DIRECTIONS FOR THIS TASK
Copy out every line of the entries below word for word, with nothing changed or left out.
···
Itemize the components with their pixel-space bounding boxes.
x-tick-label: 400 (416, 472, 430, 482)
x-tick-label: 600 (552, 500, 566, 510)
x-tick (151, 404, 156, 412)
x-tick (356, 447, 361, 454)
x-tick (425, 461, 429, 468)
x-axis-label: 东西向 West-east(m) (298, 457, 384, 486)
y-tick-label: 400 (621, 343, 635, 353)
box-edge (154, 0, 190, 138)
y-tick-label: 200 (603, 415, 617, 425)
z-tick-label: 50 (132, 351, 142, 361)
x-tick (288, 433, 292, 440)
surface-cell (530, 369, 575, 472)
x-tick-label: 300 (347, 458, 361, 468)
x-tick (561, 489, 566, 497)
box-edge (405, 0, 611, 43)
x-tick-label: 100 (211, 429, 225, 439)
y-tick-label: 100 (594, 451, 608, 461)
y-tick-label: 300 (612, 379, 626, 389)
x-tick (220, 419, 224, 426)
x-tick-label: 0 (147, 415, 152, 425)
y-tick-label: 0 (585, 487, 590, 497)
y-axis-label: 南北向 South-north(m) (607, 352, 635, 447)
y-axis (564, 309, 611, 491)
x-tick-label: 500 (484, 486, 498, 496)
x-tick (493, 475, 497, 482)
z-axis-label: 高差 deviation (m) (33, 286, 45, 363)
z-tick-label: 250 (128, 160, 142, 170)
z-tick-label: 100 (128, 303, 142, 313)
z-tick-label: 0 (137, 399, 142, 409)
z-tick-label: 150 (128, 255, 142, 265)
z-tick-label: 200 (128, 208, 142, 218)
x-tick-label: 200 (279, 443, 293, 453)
···
PROBLEM SOLUTION
Itemize the components with their pixel-space bounding boxes.
x-tick-label: 400 (416, 472, 430, 482)
x-tick-label: 600 (552, 500, 566, 510)
x-tick (151, 404, 156, 412)
x-tick (356, 447, 361, 454)
x-tick (425, 461, 429, 468)
x-axis-label: 东西向 West-east(m) (298, 457, 384, 486)
y-tick-label: 400 (621, 343, 635, 353)
box-edge (154, 0, 190, 138)
y-tick-label: 200 (603, 415, 617, 425)
z-tick-label: 50 (132, 351, 142, 361)
x-tick (288, 433, 292, 440)
surface-cell (530, 369, 575, 472)
x-tick-label: 300 (347, 458, 361, 468)
x-tick (561, 489, 566, 497)
box-edge (405, 0, 611, 43)
x-tick-label: 100 (211, 429, 225, 439)
y-tick-label: 100 (594, 451, 608, 461)
y-tick-label: 300 (612, 379, 626, 389)
x-tick (220, 419, 224, 426)
x-tick-label: 0 (147, 415, 152, 425)
y-tick-label: 0 (585, 487, 590, 497)
y-axis-label: 南北向 South-north(m) (607, 352, 635, 447)
y-axis (564, 309, 611, 491)
x-tick-label: 500 (484, 486, 498, 496)
x-tick (493, 475, 497, 482)
z-axis-label: 高差 deviation (m) (33, 286, 45, 363)
z-tick-label: 250 (128, 160, 142, 170)
z-tick-label: 100 (128, 303, 142, 313)
z-tick-label: 0 (137, 399, 142, 409)
z-tick-label: 150 (128, 255, 142, 265)
z-tick-label: 200 (128, 208, 142, 218)
x-tick-label: 200 (279, 443, 293, 453)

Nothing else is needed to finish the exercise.